Given records
- - -
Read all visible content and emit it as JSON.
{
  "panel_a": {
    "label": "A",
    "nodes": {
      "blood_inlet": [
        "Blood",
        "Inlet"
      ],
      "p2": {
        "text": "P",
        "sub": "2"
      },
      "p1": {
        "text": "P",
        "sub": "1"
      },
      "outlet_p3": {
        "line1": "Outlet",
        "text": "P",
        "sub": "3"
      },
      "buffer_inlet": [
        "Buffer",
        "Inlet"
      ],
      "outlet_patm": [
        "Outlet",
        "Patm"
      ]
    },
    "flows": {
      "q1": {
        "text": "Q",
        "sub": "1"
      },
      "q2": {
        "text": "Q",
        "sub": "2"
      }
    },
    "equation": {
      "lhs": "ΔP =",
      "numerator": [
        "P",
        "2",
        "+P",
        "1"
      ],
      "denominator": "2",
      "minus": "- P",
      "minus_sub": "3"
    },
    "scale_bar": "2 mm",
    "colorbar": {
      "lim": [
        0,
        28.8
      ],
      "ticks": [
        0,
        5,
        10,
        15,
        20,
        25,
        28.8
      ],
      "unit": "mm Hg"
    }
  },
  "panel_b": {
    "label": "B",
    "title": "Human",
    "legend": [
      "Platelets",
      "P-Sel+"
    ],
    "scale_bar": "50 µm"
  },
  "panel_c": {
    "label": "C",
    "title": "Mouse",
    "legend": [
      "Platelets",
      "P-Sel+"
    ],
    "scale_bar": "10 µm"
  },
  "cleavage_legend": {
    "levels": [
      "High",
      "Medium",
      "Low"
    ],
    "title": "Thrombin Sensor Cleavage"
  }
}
- - -
Given request
Above are the records; retype every one exactly.

The response
Read all visible content and emit it as JSON.
{
  "panel_a": {
    "label": "A",
    "nodes": {
      "blood_inlet": [
        "Blood",
        "Inlet"
      ],
      "p2": {
        "text": "P",
        "sub": "2"
      },
      "p1": {
        "text": "P",
        "sub": "1"
      },
      "outlet_p3": {
        "line1": "Outlet",
        "text": "P",
        "sub": "3"
      },
      "buffer_inlet": [
        "Buffer",
        "Inlet"
      ],
      "outlet_patm": [
        "Outlet",
        "Patm"
      ]
    },
    "flows": {
      "q1": {
        "text": "Q",
        "sub": "1"
      },
      "q2": {
        "text": "Q",
        "sub": "2"
      }
    },
    "equation": {
      "lhs": "ΔP =",
      "numerator": [
        "P",
        "2",
        "+P",
        "1"
      ],
      "denominator": "2",
      "minus": "- P",
      "minus_sub": "3"
    },
    "scale_bar": "2 mm",
    "colorbar": {
      "lim": [
        0,
        28.8
      ],
      "ticks": [
        0,
        5,
        10,
        15,
        20,
        25,
        28.8
      ],
      "unit": "mm Hg"
    }
  },
  "panel_b": {
    "label": "B",
    "title": "Human",
    "legend": [
      "Platelets",
      "P-Sel+"
    ],
    "scale_bar": "50 µm"
  },
  "panel_c": {
    "label": "C",
    "title": "Mouse",
    "legend": [
      "Platelets",
      "P-Sel+"
    ],
    "scale_bar": "10 µm"
  },
  "cleavage_legend": {
    "levels": [
      "High",
      "Medium",
      "Low"
    ],
    "title": "Thrombin Sensor Cleavage"
  }
}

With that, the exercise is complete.